What you have to do → Present the following data again exactly as it is shown.
──────── Items
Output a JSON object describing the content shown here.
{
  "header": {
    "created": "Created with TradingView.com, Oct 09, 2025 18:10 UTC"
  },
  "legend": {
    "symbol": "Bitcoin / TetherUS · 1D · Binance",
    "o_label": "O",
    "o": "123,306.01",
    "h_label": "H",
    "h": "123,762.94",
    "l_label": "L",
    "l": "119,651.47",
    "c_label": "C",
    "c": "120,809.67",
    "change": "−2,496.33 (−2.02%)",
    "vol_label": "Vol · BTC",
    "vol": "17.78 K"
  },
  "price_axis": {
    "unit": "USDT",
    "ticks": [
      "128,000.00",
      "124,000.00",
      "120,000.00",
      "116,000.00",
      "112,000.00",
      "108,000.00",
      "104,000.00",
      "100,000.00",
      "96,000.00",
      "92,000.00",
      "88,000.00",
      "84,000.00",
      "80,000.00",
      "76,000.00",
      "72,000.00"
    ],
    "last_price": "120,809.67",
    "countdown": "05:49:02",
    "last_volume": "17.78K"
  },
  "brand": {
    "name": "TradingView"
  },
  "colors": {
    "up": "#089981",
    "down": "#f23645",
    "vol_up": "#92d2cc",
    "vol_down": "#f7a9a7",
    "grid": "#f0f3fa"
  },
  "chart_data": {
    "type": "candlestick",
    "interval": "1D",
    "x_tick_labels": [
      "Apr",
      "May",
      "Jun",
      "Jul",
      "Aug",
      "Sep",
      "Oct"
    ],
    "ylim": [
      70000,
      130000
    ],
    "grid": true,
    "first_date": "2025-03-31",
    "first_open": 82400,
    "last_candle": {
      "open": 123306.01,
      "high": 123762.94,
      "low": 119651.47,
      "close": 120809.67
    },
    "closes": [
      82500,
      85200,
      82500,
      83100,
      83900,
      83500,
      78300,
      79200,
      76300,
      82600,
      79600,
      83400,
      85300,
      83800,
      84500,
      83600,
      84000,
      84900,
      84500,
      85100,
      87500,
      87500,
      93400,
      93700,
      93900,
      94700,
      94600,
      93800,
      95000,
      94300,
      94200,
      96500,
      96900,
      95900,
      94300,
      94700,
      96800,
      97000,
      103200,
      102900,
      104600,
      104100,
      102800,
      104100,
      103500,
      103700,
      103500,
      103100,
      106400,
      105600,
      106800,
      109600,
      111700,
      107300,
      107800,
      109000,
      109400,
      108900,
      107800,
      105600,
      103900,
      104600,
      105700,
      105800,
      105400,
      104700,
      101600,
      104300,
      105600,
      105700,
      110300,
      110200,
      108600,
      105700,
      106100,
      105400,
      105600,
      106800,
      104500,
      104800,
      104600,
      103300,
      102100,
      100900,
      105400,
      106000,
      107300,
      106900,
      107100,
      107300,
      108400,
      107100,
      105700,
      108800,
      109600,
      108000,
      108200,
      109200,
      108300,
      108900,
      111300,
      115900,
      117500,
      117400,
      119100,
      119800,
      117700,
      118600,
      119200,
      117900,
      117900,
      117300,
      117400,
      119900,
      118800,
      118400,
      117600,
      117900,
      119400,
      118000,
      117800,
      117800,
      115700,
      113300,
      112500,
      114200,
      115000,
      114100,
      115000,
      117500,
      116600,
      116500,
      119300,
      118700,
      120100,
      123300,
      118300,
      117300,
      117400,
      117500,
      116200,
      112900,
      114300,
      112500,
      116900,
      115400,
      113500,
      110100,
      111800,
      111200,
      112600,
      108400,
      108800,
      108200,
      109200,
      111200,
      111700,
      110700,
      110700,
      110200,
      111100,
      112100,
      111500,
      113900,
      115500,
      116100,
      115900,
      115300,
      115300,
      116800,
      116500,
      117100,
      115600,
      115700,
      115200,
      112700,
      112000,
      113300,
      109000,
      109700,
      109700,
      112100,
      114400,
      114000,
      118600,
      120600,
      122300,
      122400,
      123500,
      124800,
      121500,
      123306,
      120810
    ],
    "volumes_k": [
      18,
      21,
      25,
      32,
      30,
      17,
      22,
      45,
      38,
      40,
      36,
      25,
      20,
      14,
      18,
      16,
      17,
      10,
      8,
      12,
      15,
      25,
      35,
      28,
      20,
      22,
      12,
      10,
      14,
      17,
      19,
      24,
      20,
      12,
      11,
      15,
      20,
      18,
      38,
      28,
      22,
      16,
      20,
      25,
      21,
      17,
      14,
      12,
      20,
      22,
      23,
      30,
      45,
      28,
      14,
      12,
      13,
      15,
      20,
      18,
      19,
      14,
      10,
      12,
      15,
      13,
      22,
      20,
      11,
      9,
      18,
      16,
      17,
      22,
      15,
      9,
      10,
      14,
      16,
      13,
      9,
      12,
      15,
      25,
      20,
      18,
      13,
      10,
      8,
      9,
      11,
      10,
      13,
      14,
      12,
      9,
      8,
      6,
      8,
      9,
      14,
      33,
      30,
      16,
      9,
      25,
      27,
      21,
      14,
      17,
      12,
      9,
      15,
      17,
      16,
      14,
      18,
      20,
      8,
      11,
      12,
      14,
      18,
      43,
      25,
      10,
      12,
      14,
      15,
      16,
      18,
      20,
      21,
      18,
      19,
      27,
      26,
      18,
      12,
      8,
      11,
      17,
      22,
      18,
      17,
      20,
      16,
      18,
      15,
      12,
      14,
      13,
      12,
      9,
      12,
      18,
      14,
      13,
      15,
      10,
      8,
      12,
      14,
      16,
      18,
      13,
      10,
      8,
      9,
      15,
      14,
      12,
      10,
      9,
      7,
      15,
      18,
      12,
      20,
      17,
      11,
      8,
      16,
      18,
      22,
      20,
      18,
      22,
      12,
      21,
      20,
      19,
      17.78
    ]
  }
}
────────────────
Result →
Output a JSON object describing the content shown here.
{
  "header": {
    "created": "Created with TradingView.com, Oct 09, 2025 18:10 UTC"
  },
  "legend": {
    "symbol": "Bitcoin / TetherUS · 1D · Binance",
    "o_label": "O",
    "o": "123,306.01",
    "h_label": "H",
    "h": "123,762.94",
    "l_label": "L",
    "l": "119,651.47",
    "c_label": "C",
    "c": "120,809.67",
    "change": "−2,496.33 (−2.02%)",
    "vol_label": "Vol · BTC",
    "vol": "17.78 K"
  },
  "price_axis": {
    "unit": "USDT",
    "ticks": [
      "128,000.00",
      "124,000.00",
      "120,000.00",
      "116,000.00",
      "112,000.00",
      "108,000.00",
      "104,000.00",
      "100,000.00",
      "96,000.00",
      "92,000.00",
      "88,000.00",
      "84,000.00",
      "80,000.00",
      "76,000.00",
      "72,000.00"
    ],
    "last_price": "120,809.67",
    "countdown": "05:49:02",
    "last_volume": "17.78K"
  },
  "brand": {
    "name": "TradingView"
  },
  "colors": {
    "up": "#089981",
    "down": "#f23645",
    "vol_up": "#92d2cc",
    "vol_down": "#f7a9a7",
    "grid": "#f0f3fa"
  },
  "chart_data": {
    "type": "candlestick",
    "interval": "1D",
    "x_tick_labels": [
      "Apr",
      "May",
      "Jun",
      "Jul",
      "Aug",
      "Sep",
      "Oct"
    ],
    "ylim": [
      70000,
      130000
    ],
    "grid": true,
    "first_date": "2025-03-31",
    "first_open": 82400,
    "last_candle": {
      "open": 123306.01,
      "high": 123762.94,
      "low": 119651.47,
      "close": 120809.67
    },
    "closes": [
      82500,
      85200,
      82500,
      83100,
      83900,
      83500,
      78300,
      79200,
      76300,
      82600,
      79600,
      83400,
      85300,
      83800,
      84500,
      83600,
      84000,
      84900,
      84500,
      85100,
      87500,
      87500,
      93400,
      93700,
      93900,
      94700,
      94600,
      93800,
      95000,
      94300,
      94200,
      96500,
      96900,
      95900,
      94300,
      94700,
      96800,
      97000,
      103200,
      102900,
      104600,
      104100,
      102800,
      104100,
      103500,
      103700,
      103500,
      103100,
      106400,
      105600,
      106800,
      109600,
      111700,
      107300,
      107800,
      109000,
      109400,
      108900,
      107800,
      105600,
      103900,
      104600,
      105700,
      105800,
      105400,
      104700,
      101600,
      104300,
      105600,
      105700,
      110300,
      110200,
      108600,
      105700,
      106100,
      105400,
      105600,
      106800,
      104500,
      104800,
      104600,
      103300,
      102100,
      100900,
      105400,
      106000,
      107300,
      106900,
      107100,
      107300,
      108400,
      107100,
      105700,
      108800,
      109600,
      108000,
      108200,
      109200,
      108300,
      108900,
      111300,
      115900,
      117500,
      117400,
      119100,
      119800,
      117700,
      118600,
      119200,
      117900,
      117900,
      117300,
      117400,
      119900,
      118800,
      118400,
      117600,
      117900,
      119400,
      118000,
      117800,
      117800,
      115700,
      113300,
      112500,
      114200,
      115000,
      114100,
      115000,
      117500,
      116600,
      116500,
      119300,
      118700,
      120100,
      123300,
      118300,
      117300,
      117400,
      117500,
      116200,
      112900,
      114300,
      112500,
      116900,
      115400,
      113500,
      110100,
      111800,
      111200,
      112600,
      108400,
      108800,
      108200,
      109200,
      111200,
      111700,
      110700,
      110700,
      110200,
      111100,
      112100,
      111500,
      113900,
      115500,
      116100,
      115900,
      115300,
      115300,
      116800,
      116500,
      117100,
      115600,
      115700,
      115200,
      112700,
      112000,
      113300,
      109000,
      109700,
      109700,
      112100,
      114400,
      114000,
      118600,
      120600,
      122300,
      122400,
      123500,
      124800,
      121500,
      123306,
      120810
    ],
    "volumes_k": [
      18,
      21,
      25,
      32,
      30,
      17,
      22,
      45,
      38,
      40,
      36,
      25,
      20,
      14,
      18,
      16,
      17,
      10,
      8,
      12,
      15,
      25,
      35,
      28,
      20,
      22,
      12,
      10,
      14,
      17,
      19,
      24,
      20,
      12,
      11,
      15,
      20,
      18,
      38,
      28,
      22,
      16,
      20,
      25,
      21,
      17,
      14,
      12,
      20,
      22,
      23,
      30,
      45,
      28,
      14,
      12,
      13,
      15,
      20,
      18,
      19,
      14,
      10,
      12,
      15,
      13,
      22,
      20,
      11,
      9,
      18,
      16,
      17,
      22,
      15,
      9,
      10,
      14,
      16,
      13,
      9,
      12,
      15,
      25,
      20,
      18,
      13,
      10,
      8,
      9,
      11,
      10,
      13,
      14,
      12,
      9,
      8,
      6,
      8,
      9,
      14,
      33,
      30,
      16,
      9,
      25,
      27,
      21,
      14,
      17,
      12,
      9,
      15,
      17,
      16,
      14,
      18,
      20,
      8,
      11,
      12,
      14,
      18,
      43,
      25,
      10,
      12,
      14,
      15,
      16,
      18,
      20,
      21,
      18,
      19,
      27,
      26,
      18,
      12,
      8,
      11,
      17,
      22,
      18,
      17,
      20,
      16,
      18,
      15,
      12,
      14,
      13,
      12,
      9,
      12,
      18,
      14,
      13,
      15,
      10,
      8,
      12,
      14,
      16,
      18,
      13,
      10,
      8,
      9,
      15,
      14,
      12,
      10,
      9,
      7,
      15,
      18,
      12,
      20,
      17,
      11,
      8,
      16,
      18,
      22,
      20,
      18,
      22,
      12,
      21,
      20,
      19,
      17.78
    ]
  }
}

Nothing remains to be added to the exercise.